Exercise goal:
Copy out each line of the material below with no changes.

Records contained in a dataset
########
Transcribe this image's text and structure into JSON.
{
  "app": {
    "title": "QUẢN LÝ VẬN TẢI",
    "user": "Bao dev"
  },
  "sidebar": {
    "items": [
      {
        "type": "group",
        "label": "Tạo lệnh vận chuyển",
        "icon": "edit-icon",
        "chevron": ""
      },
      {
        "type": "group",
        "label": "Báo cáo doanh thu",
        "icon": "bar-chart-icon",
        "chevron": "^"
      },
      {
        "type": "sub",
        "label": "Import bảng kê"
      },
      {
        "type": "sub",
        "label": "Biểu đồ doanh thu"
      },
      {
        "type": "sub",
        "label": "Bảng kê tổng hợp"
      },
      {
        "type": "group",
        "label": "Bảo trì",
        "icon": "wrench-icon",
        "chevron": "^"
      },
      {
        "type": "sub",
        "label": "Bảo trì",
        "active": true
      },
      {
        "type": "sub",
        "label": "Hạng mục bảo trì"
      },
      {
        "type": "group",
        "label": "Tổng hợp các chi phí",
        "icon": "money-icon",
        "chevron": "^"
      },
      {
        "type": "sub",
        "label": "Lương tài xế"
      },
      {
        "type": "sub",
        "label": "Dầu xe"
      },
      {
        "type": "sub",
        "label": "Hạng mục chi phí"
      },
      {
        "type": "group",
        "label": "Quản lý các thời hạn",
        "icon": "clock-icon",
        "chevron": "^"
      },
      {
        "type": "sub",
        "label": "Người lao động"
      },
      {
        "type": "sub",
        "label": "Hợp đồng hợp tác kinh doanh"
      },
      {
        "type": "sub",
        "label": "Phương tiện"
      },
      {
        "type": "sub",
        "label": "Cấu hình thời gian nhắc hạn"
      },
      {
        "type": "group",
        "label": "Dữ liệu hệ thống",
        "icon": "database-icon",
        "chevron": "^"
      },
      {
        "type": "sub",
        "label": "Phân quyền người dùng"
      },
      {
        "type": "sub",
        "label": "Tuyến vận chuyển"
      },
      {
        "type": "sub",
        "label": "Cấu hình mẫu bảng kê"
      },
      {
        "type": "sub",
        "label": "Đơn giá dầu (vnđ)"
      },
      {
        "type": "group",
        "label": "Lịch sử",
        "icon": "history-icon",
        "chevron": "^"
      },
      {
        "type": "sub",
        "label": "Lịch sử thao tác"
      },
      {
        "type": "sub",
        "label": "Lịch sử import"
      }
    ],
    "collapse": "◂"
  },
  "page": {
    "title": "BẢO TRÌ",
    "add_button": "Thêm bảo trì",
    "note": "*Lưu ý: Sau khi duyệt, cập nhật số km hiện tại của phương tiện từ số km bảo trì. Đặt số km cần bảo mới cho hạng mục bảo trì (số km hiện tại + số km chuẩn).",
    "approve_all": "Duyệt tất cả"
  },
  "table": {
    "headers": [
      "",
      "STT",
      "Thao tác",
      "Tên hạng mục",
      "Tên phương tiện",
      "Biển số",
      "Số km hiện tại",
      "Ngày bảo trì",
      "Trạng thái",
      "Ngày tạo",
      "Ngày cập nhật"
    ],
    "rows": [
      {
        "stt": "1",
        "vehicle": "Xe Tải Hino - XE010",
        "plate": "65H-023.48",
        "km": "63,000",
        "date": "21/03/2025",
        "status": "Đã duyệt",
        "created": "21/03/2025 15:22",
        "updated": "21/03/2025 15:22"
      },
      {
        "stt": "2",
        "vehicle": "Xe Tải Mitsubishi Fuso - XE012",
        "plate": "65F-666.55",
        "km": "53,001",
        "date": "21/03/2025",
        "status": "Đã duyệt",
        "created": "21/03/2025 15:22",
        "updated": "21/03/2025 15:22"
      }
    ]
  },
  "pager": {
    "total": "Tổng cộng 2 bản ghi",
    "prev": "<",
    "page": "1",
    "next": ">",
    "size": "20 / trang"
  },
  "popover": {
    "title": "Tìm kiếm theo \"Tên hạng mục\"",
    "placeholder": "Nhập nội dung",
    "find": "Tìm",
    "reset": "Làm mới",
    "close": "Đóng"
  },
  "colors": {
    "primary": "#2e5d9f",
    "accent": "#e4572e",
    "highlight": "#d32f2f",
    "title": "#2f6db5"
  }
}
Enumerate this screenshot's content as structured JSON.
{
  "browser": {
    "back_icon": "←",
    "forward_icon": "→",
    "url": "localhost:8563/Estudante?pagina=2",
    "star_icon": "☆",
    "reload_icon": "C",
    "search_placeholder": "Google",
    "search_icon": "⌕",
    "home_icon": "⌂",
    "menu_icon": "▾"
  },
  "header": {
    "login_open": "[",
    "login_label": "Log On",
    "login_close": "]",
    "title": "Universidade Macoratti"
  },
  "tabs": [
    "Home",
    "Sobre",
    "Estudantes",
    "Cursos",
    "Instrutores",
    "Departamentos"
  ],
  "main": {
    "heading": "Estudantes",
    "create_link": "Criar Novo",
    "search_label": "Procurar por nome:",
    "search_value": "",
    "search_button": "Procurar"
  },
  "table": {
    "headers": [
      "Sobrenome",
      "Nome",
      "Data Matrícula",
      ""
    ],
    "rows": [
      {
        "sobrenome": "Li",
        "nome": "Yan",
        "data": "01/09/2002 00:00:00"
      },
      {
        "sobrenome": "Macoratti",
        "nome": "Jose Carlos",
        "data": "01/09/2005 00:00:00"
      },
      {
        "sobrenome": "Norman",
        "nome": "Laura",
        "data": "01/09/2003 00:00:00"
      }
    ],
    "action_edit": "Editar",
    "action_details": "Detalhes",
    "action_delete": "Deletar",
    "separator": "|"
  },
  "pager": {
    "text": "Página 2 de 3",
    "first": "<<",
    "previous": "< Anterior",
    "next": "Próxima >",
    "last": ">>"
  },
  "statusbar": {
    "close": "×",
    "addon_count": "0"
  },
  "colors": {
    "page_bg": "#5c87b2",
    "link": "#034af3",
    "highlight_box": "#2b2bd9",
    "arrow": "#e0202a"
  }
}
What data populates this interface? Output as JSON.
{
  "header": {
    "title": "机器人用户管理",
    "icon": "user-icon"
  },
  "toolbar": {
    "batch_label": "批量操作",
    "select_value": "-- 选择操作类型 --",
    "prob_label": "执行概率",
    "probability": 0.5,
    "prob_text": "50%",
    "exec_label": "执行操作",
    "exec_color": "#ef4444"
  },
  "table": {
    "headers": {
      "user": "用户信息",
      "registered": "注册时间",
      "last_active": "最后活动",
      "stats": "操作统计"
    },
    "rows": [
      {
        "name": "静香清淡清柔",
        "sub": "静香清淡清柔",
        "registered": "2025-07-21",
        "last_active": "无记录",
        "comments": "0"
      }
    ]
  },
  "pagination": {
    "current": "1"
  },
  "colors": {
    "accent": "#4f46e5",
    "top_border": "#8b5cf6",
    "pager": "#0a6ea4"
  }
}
########
Response:
Transcribe this image's text and structure into JSON.
{
  "app": {
    "title": "QUẢN LÝ VẬN TẢI",
    "user": "Bao dev"
  },
  "sidebar": {
    "items": [
      {
        "type": "group",
        "label": "Tạo lệnh vận chuyển",
        "icon": "edit-icon",
        "chevron": ""
      },
      {
        "type": "group",
        "label": "Báo cáo doanh thu",
        "icon": "bar-chart-icon",
        "chevron": "^"
      },
      {
        "type": "sub",
        "label": "Import bảng kê"
      },
      {
        "type": "sub",
        "label": "Biểu đồ doanh thu"
      },
      {
        "type": "sub",
        "label": "Bảng kê tổng hợp"
      },
      {
        "type": "group",
        "label": "Bảo trì",
        "icon": "wrench-icon",
        "chevron": "^"
      },
      {
        "type": "sub",
        "label": "Bảo trì",
        "active": true
      },
      {
        "type": "sub",
        "label": "Hạng mục bảo trì"
      },
      {
        "type": "group",
        "label": "Tổng hợp các chi phí",
        "icon": "money-icon",
        "chevron": "^"
      },
      {
        "type": "sub",
        "label": "Lương tài xế"
      },
      {
        "type": "sub",
        "label": "Dầu xe"
      },
      {
        "type": "sub",
        "label": "Hạng mục chi phí"
      },
      {
        "type": "group",
        "label": "Quản lý các thời hạn",
        "icon": "clock-icon",
        "chevron": "^"
      },
      {
        "type": "sub",
        "label": "Người lao động"
      },
      {
        "type": "sub",
        "label": "Hợp đồng hợp tác kinh doanh"
      },
      {
        "type": "sub",
        "label": "Phương tiện"
      },
      {
        "type": "sub",
        "label": "Cấu hình thời gian nhắc hạn"
      },
      {
        "type": "group",
        "label": "Dữ liệu hệ thống",
        "icon": "database-icon",
        "chevron": "^"
      },
      {
        "type": "sub",
        "label": "Phân quyền người dùng"
      },
      {
        "type": "sub",
        "label": "Tuyến vận chuyển"
      },
      {
        "type": "sub",
        "label": "Cấu hình mẫu bảng kê"
      },
      {
        "type": "sub",
        "label": "Đơn giá dầu (vnđ)"
      },
      {
        "type": "group",
        "label": "Lịch sử",
        "icon": "history-icon",
        "chevron": "^"
      },
      {
        "type": "sub",
        "label": "Lịch sử thao tác"
      },
      {
        "type": "sub",
        "label": "Lịch sử import"
      }
    ],
    "collapse": "◂"
  },
  "page": {
    "title": "BẢO TRÌ",
    "add_button": "Thêm bảo trì",
    "note": "*Lưu ý: Sau khi duyệt, cập nhật số km hiện tại của phương tiện từ số km bảo trì. Đặt số km cần bảo mới cho hạng mục bảo trì (số km hiện tại + số km chuẩn).",
    "approve_all": "Duyệt tất cả"
  },
  "table": {
    "headers": [
      "",
      "STT",
      "Thao tác",
      "Tên hạng mục",
      "Tên phương tiện",
      "Biển số",
      "Số km hiện tại",
      "Ngày bảo trì",
      "Trạng thái",
      "Ngày tạo",
      "Ngày cập nhật"
    ],
    "rows": [
      {
        "stt": "1",
        "vehicle": "Xe Tải Hino - XE010",
        "plate": "65H-023.48",
        "km": "63,000",
        "date": "21/03/2025",
        "status": "Đã duyệt",
        "created": "21/03/2025 15:22",
        "updated": "21/03/2025 15:22"
      },
      {
        "stt": "2",
        "vehicle": "Xe Tải Mitsubishi Fuso - XE012",
        "plate": "65F-666.55",
        "km": "53,001",
        "date": "21/03/2025",
        "status": "Đã duyệt",
        "created": "21/03/2025 15:22",
        "updated": "21/03/2025 15:22"
      }
    ]
  },
  "pager": {
    "total": "Tổng cộng 2 bản ghi",
    "prev": "<",
    "page": "1",
    "next": ">",
    "size": "20 / trang"
  },
  "popover": {
    "title": "Tìm kiếm theo \"Tên hạng mục\"",
    "placeholder": "Nhập nội dung",
    "find": "Tìm",
    "reset": "Làm mới",
    "close": "Đóng"
  },
  "colors": {
    "primary": "#2e5d9f",
    "accent": "#e4572e",
    "highlight": "#d32f2f",
    "title": "#2f6db5"
  }
}
Enumerate this screenshot's content as structured JSON.
{
  "browser": {
    "back_icon": "←",
    "forward_icon": "→",
    "url": "localhost:8563/Estudante?pagina=2",
    "star_icon": "☆",
    "reload_icon": "C",
    "search_placeholder": "Google",
    "search_icon": "⌕",
    "home_icon": "⌂",
    "menu_icon": "▾"
  },
  "header": {
    "login_open": "[",
    "login_label": "Log On",
    "login_close": "]",
    "title": "Universidade Macoratti"
  },
  "tabs": [
    "Home",
    "Sobre",
    "Estudantes",
    "Cursos",
    "Instrutores",
    "Departamentos"
  ],
  "main": {
    "heading": "Estudantes",
    "create_link": "Criar Novo",
    "search_label": "Procurar por nome:",
    "search_value": "",
    "search_button": "Procurar"
  },
  "table": {
    "headers": [
      "Sobrenome",
      "Nome",
      "Data Matrícula",
      ""
    ],
    "rows": [
      {
        "sobrenome": "Li",
        "nome": "Yan",
        "data": "01/09/2002 00:00:00"
      },
      {
        "sobrenome": "Macoratti",
        "nome": "Jose Carlos",
        "data": "01/09/2005 00:00:00"
      },
      {
        "sobrenome": "Norman",
        "nome": "Laura",
        "data": "01/09/2003 00:00:00"
      }
    ],
    "action_edit": "Editar",
    "action_details": "Detalhes",
    "action_delete": "Deletar",
    "separator": "|"
  },
  "pager": {
    "text": "Página 2 de 3",
    "first": "<<",
    "previous": "< Anterior",
    "next": "Próxima >",
    "last": ">>"
  },
  "statusbar": {
    "close": "×",
    "addon_count": "0"
  },
  "colors": {
    "page_bg": "#5c87b2",
    "link": "#034af3",
    "highlight_box": "#2b2bd9",
    "arrow": "#e0202a"
  }
}
What data populates this interface? Output as JSON.
{
  "header": {
    "title": "机器人用户管理",
    "icon": "user-icon"
  },
  "toolbar": {
    "batch_label": "批量操作",
    "select_value": "-- 选择操作类型 --",
    "prob_label": "执行概率",
    "probability": 0.5,
    "prob_text": "50%",
    "exec_label": "执行操作",
    "exec_color": "#ef4444"
  },
  "table": {
    "headers": {
      "user": "用户信息",
      "registered": "注册时间",
      "last_active": "最后活动",
      "stats": "操作统计"
    },
    "rows": [
      {
        "name": "静香清淡清柔",
        "sub": "静香清淡清柔",
        "registered": "2025-07-21",
        "last_active": "无记录",
        "comments": "0"
      }
    ]
  },
  "pagination": {
    "current": "1"
  },
  "colors": {
    "accent": "#4f46e5",
    "top_border": "#8b5cf6",
    "pager": "#0a6ea4"
  }
}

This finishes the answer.